→ Task objective: Find the lines that contain the word "Anomalia" and copy each one.

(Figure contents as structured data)
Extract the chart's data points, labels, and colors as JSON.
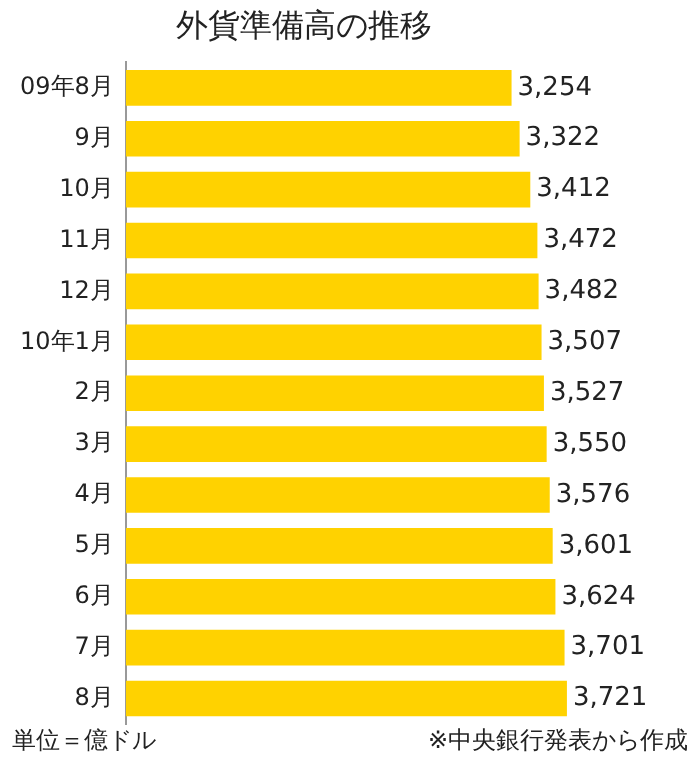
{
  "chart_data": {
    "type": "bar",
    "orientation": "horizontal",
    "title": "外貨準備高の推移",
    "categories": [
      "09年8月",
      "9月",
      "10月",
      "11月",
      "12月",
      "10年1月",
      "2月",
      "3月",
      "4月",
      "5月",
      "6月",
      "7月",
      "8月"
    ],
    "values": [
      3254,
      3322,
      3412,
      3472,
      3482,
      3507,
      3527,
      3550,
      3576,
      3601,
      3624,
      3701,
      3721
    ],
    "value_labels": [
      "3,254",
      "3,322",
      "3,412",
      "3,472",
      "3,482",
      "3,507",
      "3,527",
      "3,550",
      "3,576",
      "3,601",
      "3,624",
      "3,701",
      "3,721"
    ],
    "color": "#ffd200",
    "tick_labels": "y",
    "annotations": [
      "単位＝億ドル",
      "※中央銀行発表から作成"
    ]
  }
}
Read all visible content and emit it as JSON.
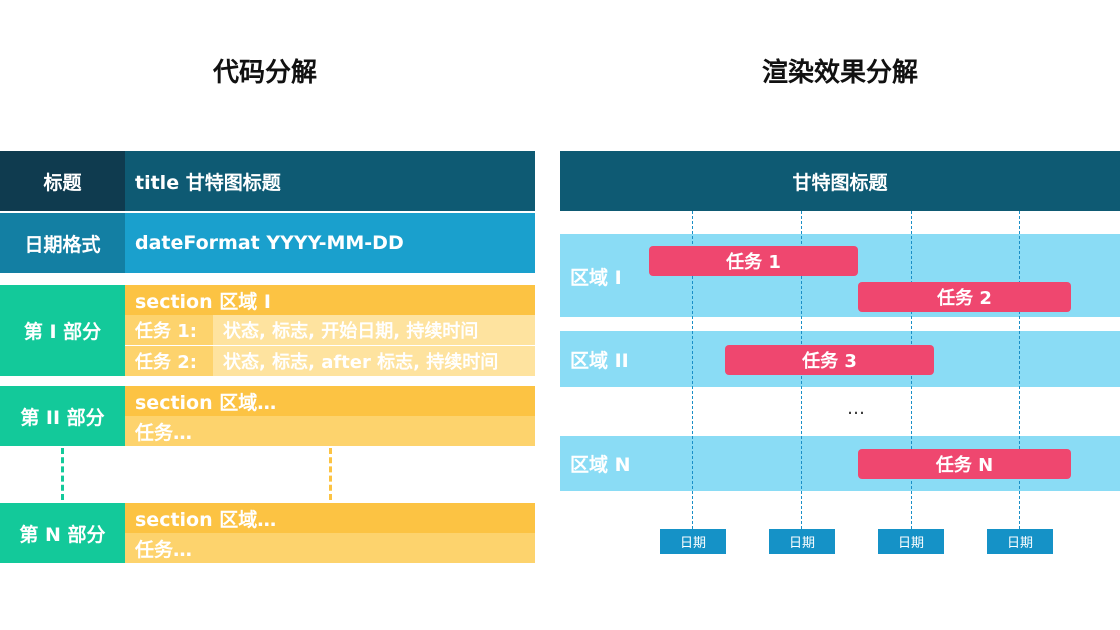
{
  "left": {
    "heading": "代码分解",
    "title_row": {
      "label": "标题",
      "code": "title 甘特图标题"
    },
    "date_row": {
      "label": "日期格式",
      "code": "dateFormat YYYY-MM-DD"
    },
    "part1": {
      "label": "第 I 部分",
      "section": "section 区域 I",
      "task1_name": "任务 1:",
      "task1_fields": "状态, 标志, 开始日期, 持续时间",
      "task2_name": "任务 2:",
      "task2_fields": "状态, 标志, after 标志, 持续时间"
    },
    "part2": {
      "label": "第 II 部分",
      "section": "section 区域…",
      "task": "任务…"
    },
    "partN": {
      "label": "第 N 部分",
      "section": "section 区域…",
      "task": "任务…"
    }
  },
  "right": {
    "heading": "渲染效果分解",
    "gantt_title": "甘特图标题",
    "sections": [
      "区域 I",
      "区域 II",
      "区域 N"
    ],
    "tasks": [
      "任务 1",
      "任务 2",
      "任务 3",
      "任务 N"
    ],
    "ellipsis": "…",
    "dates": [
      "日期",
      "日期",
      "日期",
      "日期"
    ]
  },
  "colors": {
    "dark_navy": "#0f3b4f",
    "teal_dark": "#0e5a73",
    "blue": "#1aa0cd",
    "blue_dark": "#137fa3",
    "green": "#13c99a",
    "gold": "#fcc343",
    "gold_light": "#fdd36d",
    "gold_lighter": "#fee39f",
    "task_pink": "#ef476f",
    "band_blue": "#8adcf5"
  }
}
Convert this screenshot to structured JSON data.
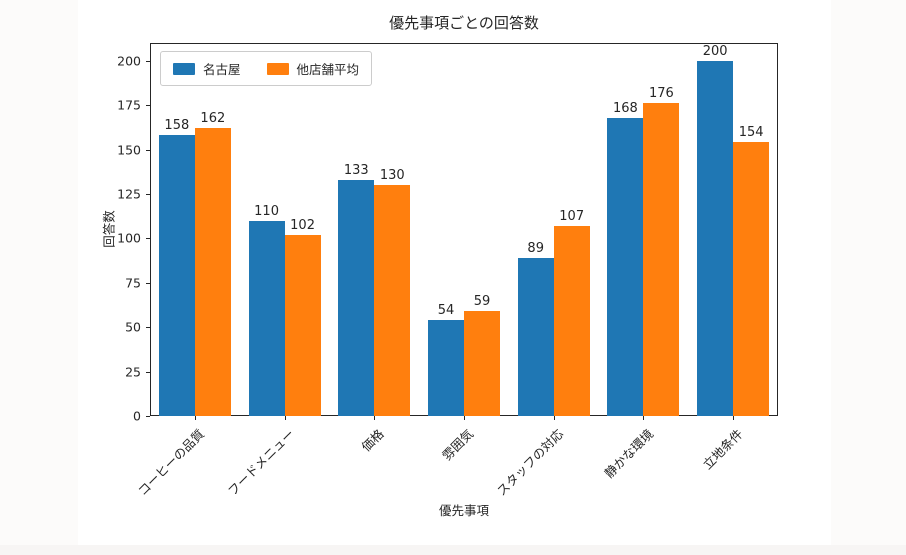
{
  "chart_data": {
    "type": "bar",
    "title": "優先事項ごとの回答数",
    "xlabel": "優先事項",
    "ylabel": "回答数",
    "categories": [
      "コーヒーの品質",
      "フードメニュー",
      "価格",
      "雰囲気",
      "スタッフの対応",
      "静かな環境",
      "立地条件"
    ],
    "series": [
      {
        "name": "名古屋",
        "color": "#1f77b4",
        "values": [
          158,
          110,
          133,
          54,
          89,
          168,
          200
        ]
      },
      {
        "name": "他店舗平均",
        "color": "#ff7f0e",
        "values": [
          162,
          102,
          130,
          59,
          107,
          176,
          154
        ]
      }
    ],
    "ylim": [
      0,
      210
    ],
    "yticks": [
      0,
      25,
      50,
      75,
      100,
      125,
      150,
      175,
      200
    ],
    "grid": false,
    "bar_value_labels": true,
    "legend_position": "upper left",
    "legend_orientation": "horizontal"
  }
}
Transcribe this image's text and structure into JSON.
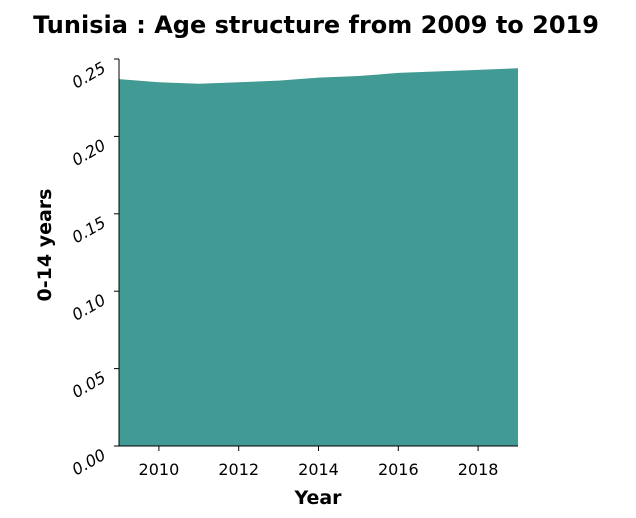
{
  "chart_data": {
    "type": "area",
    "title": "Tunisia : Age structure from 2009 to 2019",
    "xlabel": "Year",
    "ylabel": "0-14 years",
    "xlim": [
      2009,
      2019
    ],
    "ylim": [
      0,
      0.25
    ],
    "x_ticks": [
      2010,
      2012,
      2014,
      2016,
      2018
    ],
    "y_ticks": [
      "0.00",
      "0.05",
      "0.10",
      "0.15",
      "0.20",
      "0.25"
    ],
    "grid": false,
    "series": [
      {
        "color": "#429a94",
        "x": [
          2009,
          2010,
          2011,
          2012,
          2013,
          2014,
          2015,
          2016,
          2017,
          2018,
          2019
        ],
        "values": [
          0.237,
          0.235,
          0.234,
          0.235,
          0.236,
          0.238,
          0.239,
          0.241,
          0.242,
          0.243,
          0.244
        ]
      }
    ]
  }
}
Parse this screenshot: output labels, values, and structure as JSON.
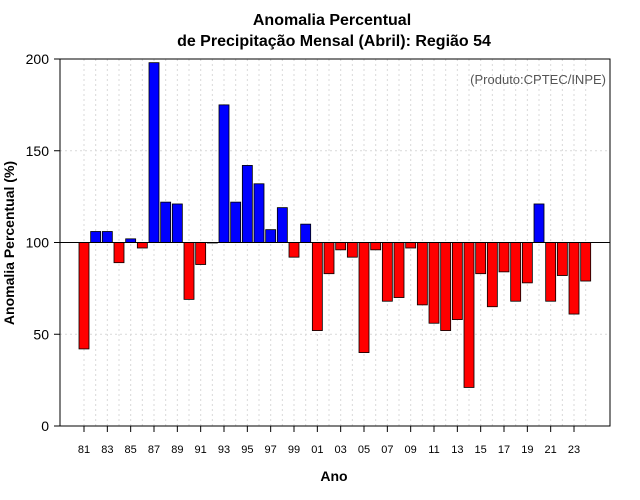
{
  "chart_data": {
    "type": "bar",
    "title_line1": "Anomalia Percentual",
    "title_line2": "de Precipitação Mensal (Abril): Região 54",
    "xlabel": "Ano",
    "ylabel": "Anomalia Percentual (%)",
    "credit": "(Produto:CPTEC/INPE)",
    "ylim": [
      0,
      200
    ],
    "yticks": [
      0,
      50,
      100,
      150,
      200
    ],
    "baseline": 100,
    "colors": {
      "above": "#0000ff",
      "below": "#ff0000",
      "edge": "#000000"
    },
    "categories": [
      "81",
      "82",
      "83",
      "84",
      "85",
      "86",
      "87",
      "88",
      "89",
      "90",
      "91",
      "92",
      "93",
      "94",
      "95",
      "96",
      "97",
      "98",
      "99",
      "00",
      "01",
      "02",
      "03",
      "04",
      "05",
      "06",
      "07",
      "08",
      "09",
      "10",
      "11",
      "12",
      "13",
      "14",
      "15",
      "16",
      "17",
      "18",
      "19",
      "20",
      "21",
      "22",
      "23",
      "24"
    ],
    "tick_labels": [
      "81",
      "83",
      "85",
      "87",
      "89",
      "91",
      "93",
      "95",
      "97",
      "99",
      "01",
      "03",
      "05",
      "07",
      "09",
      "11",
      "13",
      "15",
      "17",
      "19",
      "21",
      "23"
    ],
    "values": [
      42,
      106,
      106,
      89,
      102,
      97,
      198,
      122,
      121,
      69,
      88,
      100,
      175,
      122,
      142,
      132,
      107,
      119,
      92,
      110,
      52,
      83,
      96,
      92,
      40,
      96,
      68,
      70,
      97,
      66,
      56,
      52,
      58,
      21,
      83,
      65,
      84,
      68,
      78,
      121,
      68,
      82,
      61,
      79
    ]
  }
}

→ Written answer:
    "title_line1": "Anomalia Percentual",
    "ylabel": "Anomalia Percentual (%)",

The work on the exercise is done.